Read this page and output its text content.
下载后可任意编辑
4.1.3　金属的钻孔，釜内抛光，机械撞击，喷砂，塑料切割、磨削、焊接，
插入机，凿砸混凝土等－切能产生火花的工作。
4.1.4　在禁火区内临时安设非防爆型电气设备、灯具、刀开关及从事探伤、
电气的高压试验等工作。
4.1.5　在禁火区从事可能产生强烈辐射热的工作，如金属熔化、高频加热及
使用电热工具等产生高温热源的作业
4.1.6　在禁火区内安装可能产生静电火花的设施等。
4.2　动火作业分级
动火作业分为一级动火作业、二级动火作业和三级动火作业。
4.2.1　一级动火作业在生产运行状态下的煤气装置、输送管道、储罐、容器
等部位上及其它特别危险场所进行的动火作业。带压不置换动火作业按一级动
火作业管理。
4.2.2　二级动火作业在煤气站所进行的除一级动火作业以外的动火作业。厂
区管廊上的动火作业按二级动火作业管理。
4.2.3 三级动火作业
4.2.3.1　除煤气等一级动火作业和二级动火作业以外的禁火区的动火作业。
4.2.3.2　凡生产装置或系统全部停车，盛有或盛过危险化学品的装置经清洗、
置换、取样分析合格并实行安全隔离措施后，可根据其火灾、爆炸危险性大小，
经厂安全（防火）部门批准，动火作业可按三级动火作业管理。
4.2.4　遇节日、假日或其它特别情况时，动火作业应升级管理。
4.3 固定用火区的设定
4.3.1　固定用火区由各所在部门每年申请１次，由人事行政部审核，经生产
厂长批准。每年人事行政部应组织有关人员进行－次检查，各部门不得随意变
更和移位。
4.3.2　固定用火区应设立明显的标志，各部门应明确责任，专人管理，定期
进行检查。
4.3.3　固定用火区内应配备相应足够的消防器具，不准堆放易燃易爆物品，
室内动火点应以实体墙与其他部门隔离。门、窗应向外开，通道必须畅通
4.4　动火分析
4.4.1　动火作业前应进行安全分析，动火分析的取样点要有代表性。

Given instruction: Exact copies of all the records are required.

Exercise response:
Read this page and output its text content.
下载后可任意编辑
4.1.3　金属的钻孔，釜内抛光，机械撞击，喷砂，塑料切割、磨削、焊接，
插入机，凿砸混凝土等－切能产生火花的工作。
4.1.4　在禁火区内临时安设非防爆型电气设备、灯具、刀开关及从事探伤、
电气的高压试验等工作。
4.1.5　在禁火区从事可能产生强烈辐射热的工作，如金属熔化、高频加热及
使用电热工具等产生高温热源的作业
4.1.6　在禁火区内安装可能产生静电火花的设施等。
4.2　动火作业分级
动火作业分为一级动火作业、二级动火作业和三级动火作业。
4.2.1　一级动火作业在生产运行状态下的煤气装置、输送管道、储罐、容器
等部位上及其它特别危险场所进行的动火作业。带压不置换动火作业按一级动
火作业管理。
4.2.2　二级动火作业在煤气站所进行的除一级动火作业以外的动火作业。厂
区管廊上的动火作业按二级动火作业管理。
4.2.3 三级动火作业
4.2.3.1　除煤气等一级动火作业和二级动火作业以外的禁火区的动火作业。
4.2.3.2　凡生产装置或系统全部停车，盛有或盛过危险化学品的装置经清洗、
置换、取样分析合格并实行安全隔离措施后，可根据其火灾、爆炸危险性大小，
经厂安全（防火）部门批准，动火作业可按三级动火作业管理。
4.2.4　遇节日、假日或其它特别情况时，动火作业应升级管理。
4.3 固定用火区的设定
4.3.1　固定用火区由各所在部门每年申请１次，由人事行政部审核，经生产
厂长批准。每年人事行政部应组织有关人员进行－次检查，各部门不得随意变
更和移位。
4.3.2　固定用火区应设立明显的标志，各部门应明确责任，专人管理，定期
进行检查。
4.3.3　固定用火区内应配备相应足够的消防器具，不准堆放易燃易爆物品，
室内动火点应以实体墙与其他部门隔离。门、窗应向外开，通道必须畅通
4.4　动火分析
4.4.1　动火作业前应进行安全分析，动火分析的取样点要有代表性。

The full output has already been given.